### Your goal:
Pull out each line of the data that includes the word "Current".

### A block of data:
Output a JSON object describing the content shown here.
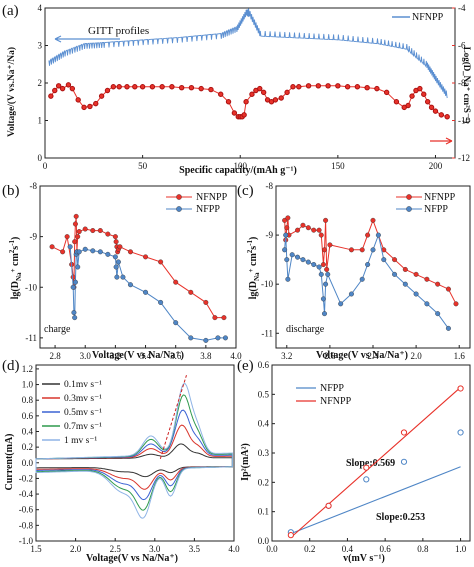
{
  "colors": {
    "nfnpp": "#e8322a",
    "nfpp": "#4f86c6",
    "gitt_blue": "#5b8fd1",
    "cv_0_1": "#333333",
    "cv_0_3": "#d9362d",
    "cv_0_5": "#3b63d4",
    "cv_0_7": "#2f9a4d",
    "cv_1": "#8fb4e6"
  },
  "chart_data": [
    {
      "panel": "(a)",
      "type": "line",
      "annotation": "GITT profiles",
      "xlabel": "Specific capacity/(mAh g⁻¹)",
      "ylabel": "Voltage/(V vs.Na⁺/Na)",
      "y2label": "Log(D_Na⁺ cm²S⁻¹)",
      "xlim": [
        0,
        210
      ],
      "ylim": [
        0,
        4
      ],
      "y2lim": [
        -12,
        -4
      ],
      "xticks": [
        "0",
        "50",
        "100",
        "150",
        "200"
      ],
      "yticks": [
        "0",
        "1",
        "2",
        "3",
        "4"
      ],
      "y2ticks": [
        "-12",
        "-10",
        "-8",
        "-6",
        "-4"
      ],
      "legend": [
        "NFNPP"
      ],
      "voltage_charge": {
        "x": [
          2,
          10,
          20,
          30,
          50,
          70,
          90,
          98,
          103,
          104
        ],
        "y": [
          2.6,
          2.85,
          3.05,
          3.08,
          3.15,
          3.22,
          3.32,
          3.5,
          3.95,
          3.9
        ]
      },
      "voltage_discharge": {
        "x": [
          104,
          110,
          130,
          150,
          170,
          185,
          195,
          200,
          206
        ],
        "y": [
          3.85,
          3.25,
          3.2,
          3.15,
          3.05,
          2.9,
          2.45,
          2.05,
          1.6
        ]
      },
      "diffusion": {
        "x": [
          3,
          5,
          7,
          9,
          12,
          14,
          17,
          20,
          23,
          26,
          29,
          32,
          35,
          38,
          42,
          46,
          50,
          55,
          60,
          65,
          70,
          75,
          80,
          85,
          90,
          94,
          97,
          99,
          100,
          101,
          102,
          103,
          106,
          108,
          110,
          112,
          114,
          116,
          118,
          121,
          124,
          127,
          130,
          135,
          140,
          145,
          150,
          155,
          160,
          165,
          170,
          175,
          180,
          184,
          186,
          188,
          190,
          192,
          194,
          196,
          198,
          200,
          203,
          206
        ],
        "y": [
          -8.7,
          -8.4,
          -8.15,
          -8.3,
          -8.1,
          -8.3,
          -8.9,
          -9.3,
          -9.25,
          -9.1,
          -8.7,
          -8.4,
          -8.2,
          -8.2,
          -8.2,
          -8.2,
          -8.2,
          -8.2,
          -8.2,
          -8.2,
          -8.25,
          -8.25,
          -8.3,
          -8.35,
          -8.6,
          -9.0,
          -9.6,
          -9.8,
          -9.8,
          -9.8,
          -9.7,
          -9.0,
          -8.6,
          -8.4,
          -8.3,
          -8.5,
          -8.9,
          -9.0,
          -8.9,
          -8.8,
          -8.5,
          -8.2,
          -8.2,
          -8.15,
          -8.15,
          -8.15,
          -8.15,
          -8.2,
          -8.2,
          -8.25,
          -8.3,
          -8.5,
          -9.0,
          -9.3,
          -9.2,
          -8.7,
          -8.4,
          -8.3,
          -8.6,
          -9.0,
          -9.3,
          -9.5,
          -9.7,
          -9.8
        ]
      }
    },
    {
      "panel": "(b)",
      "type": "scatter",
      "label": "charge",
      "xlabel": "Voltage(V vs Na/Na⁺)",
      "ylabel": "lg(D_Na⁺ cm²s⁻¹)",
      "xlim": [
        2.7,
        4.0
      ],
      "ylim": [
        -11.2,
        -8.0
      ],
      "xticks": [
        "2.8",
        "3.0",
        "3.2",
        "3.4",
        "3.6",
        "3.8",
        "4.0"
      ],
      "yticks": [
        "-8",
        "-9",
        "-10",
        "-11"
      ],
      "legend": [
        "NFNPP",
        "NFPP"
      ],
      "series": [
        {
          "name": "NFNPP",
          "x": [
            2.78,
            2.85,
            2.88,
            2.91,
            2.92,
            2.925,
            2.93,
            2.935,
            2.94,
            2.945,
            2.95,
            2.96,
            3.0,
            3.05,
            3.1,
            3.15,
            3.2,
            3.205,
            3.21,
            3.215,
            3.22,
            3.23,
            3.3,
            3.4,
            3.5,
            3.6,
            3.7,
            3.8,
            3.86,
            3.92
          ],
          "y": [
            -9.2,
            -9.3,
            -9.0,
            -9.55,
            -9.8,
            -10.0,
            -9.1,
            -8.75,
            -8.6,
            -9.3,
            -9.0,
            -8.9,
            -8.85,
            -8.88,
            -8.88,
            -8.95,
            -9.0,
            -9.1,
            -9.2,
            -9.3,
            -9.25,
            -9.2,
            -9.3,
            -9.4,
            -9.5,
            -9.9,
            -10.1,
            -10.3,
            -10.6,
            -10.6
          ]
        },
        {
          "name": "NFPP",
          "x": [
            2.9,
            2.92,
            2.925,
            2.93,
            2.935,
            2.94,
            2.945,
            2.95,
            2.96,
            3.0,
            3.05,
            3.1,
            3.15,
            3.2,
            3.205,
            3.21,
            3.22,
            3.25,
            3.3,
            3.4,
            3.5,
            3.6,
            3.7,
            3.8,
            3.88,
            3.93
          ],
          "y": [
            -9.2,
            -10.0,
            -10.5,
            -10.6,
            -9.9,
            -9.35,
            -9.3,
            -9.6,
            -9.3,
            -9.25,
            -9.28,
            -9.3,
            -9.35,
            -9.4,
            -9.6,
            -9.8,
            -9.5,
            -9.8,
            -9.95,
            -10.1,
            -10.3,
            -10.7,
            -11.0,
            -11.05,
            -11.0,
            -11.0
          ]
        }
      ]
    },
    {
      "panel": "(c)",
      "type": "scatter",
      "label": "discharge",
      "xlabel": "Voltage(V vs Na/Na⁺)",
      "ylabel": "lg(D_Na⁺ cm²s⁻¹)",
      "xlim": [
        3.3,
        1.5
      ],
      "ylim": [
        -11.3,
        -8.0
      ],
      "xticks": [
        "3.2",
        "2.8",
        "2.4",
        "2.0",
        "1.6"
      ],
      "yticks": [
        "-8",
        "-9",
        "-10",
        "-11"
      ],
      "legend": [
        "NFNPP",
        "NFPP"
      ],
      "series": [
        {
          "name": "NFNPP",
          "x": [
            3.22,
            3.21,
            3.2,
            3.19,
            3.18,
            3.1,
            3.05,
            3.0,
            2.95,
            2.9,
            2.88,
            2.86,
            2.85,
            2.84,
            2.83,
            2.8,
            2.6,
            2.5,
            2.45,
            2.4,
            2.3,
            2.2,
            2.1,
            2.0,
            1.9,
            1.8,
            1.7,
            1.63
          ],
          "y": [
            -8.7,
            -9.1,
            -8.85,
            -8.65,
            -9.0,
            -8.9,
            -8.8,
            -8.85,
            -8.9,
            -8.9,
            -9.0,
            -9.6,
            -9.3,
            -8.7,
            -9.7,
            -9.2,
            -9.3,
            -9.3,
            -9.0,
            -8.7,
            -9.3,
            -9.5,
            -9.7,
            -9.8,
            -9.9,
            -10.0,
            -10.1,
            -10.4
          ]
        },
        {
          "name": "NFPP",
          "x": [
            3.22,
            3.21,
            3.2,
            3.19,
            3.15,
            3.1,
            3.05,
            3.0,
            2.95,
            2.9,
            2.88,
            2.86,
            2.85,
            2.84,
            2.82,
            2.7,
            2.6,
            2.5,
            2.45,
            2.4,
            2.35,
            2.3,
            2.2,
            2.1,
            2.0,
            1.9,
            1.8,
            1.7
          ],
          "y": [
            -9.3,
            -9.0,
            -9.5,
            -9.9,
            -9.4,
            -9.45,
            -9.5,
            -9.55,
            -9.6,
            -9.65,
            -9.8,
            -10.3,
            -10.6,
            -10.0,
            -9.8,
            -10.4,
            -10.2,
            -9.9,
            -9.6,
            -9.3,
            -9.0,
            -9.5,
            -9.8,
            -10.0,
            -10.2,
            -10.4,
            -10.6,
            -10.9
          ]
        }
      ]
    },
    {
      "panel": "(d)",
      "type": "line",
      "xlabel": "Voltage(V vs Na/Na⁺)",
      "ylabel": "Current(mA)",
      "xlim": [
        1.5,
        4.0
      ],
      "ylim": [
        -1.0,
        1.25
      ],
      "xticks": [
        "1.5",
        "2.0",
        "2.5",
        "3.0",
        "3.5",
        "4.0"
      ],
      "yticks": [
        "-1.0",
        "-0.8",
        "-0.6",
        "-0.4",
        "-0.2",
        "0.0",
        "0.2",
        "0.4",
        "0.6",
        "0.8",
        "1.0",
        "1.2"
      ],
      "legend": [
        "0.1mv s⁻¹",
        "0.3mv s⁻¹",
        "0.5mv s⁻¹",
        "0.7mv s⁻¹",
        "1 mv s⁻¹"
      ],
      "peak_scale": [
        0.2,
        0.45,
        0.65,
        0.85,
        1.0
      ]
    },
    {
      "panel": "(e)",
      "type": "scatter",
      "xlabel": "v(mV s⁻¹)",
      "ylabel": "Ip²(mA²)",
      "xlim": [
        0.0,
        1.05
      ],
      "ylim": [
        0.0,
        0.6
      ],
      "xticks": [
        "0.0",
        "0.2",
        "0.4",
        "0.6",
        "0.8",
        "1.0"
      ],
      "yticks": [
        "0.0",
        "0.1",
        "0.2",
        "0.3",
        "0.4",
        "0.5",
        "0.6"
      ],
      "legend": [
        "NFPP",
        "NFNPP"
      ],
      "annotations": [
        "Slope:0.569",
        "Slope:0.253"
      ],
      "series": [
        {
          "name": "NFPP",
          "x": [
            0.1,
            0.3,
            0.5,
            0.7,
            1.0
          ],
          "y": [
            0.03,
            0.12,
            0.21,
            0.27,
            0.37
          ]
        },
        {
          "name": "NFNPP",
          "x": [
            0.1,
            0.3,
            0.5,
            0.7,
            1.0
          ],
          "y": [
            0.02,
            0.12,
            0.25,
            0.37,
            0.52
          ]
        }
      ]
    }
  ],
  "panels": {
    "a": {
      "tag": "(a)",
      "annotation": "GITT profiles",
      "legend": "NFNPP",
      "xlabel": "Specific capacity/(mAh g⁻¹)",
      "ylabel": "Voltage/(V vs.Na⁺/Na)",
      "y2label": "Log(D_Na⁺ cm²S⁻¹)"
    },
    "b": {
      "tag": "(b)",
      "label": "charge",
      "leg1": "NFNPP",
      "leg2": "NFPP",
      "xlabel": "Voltage(V vs Na/Na⁺)"
    },
    "c": {
      "tag": "(c)",
      "label": "discharge",
      "leg1": "NFNPP",
      "leg2": "NFPP",
      "xlabel": "Voltage(V vs Na/Na⁺)"
    },
    "d": {
      "tag": "(d)",
      "xlabel": "Voltage(V vs Na/Na⁺)",
      "ylabel": "Current(mA)"
    },
    "e": {
      "tag": "(e)",
      "leg1": "NFPP",
      "leg2": "NFNPP",
      "slope1": "Slope:0.569",
      "slope2": "Slope:0.253",
      "xlabel": "v(mV s⁻¹)",
      "ylabel": "Ip²(mA²)"
    }
  }
}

### Response to the exercise:
      "ylabel": "Current(mA)",
      "ylabel": "Current(mA)"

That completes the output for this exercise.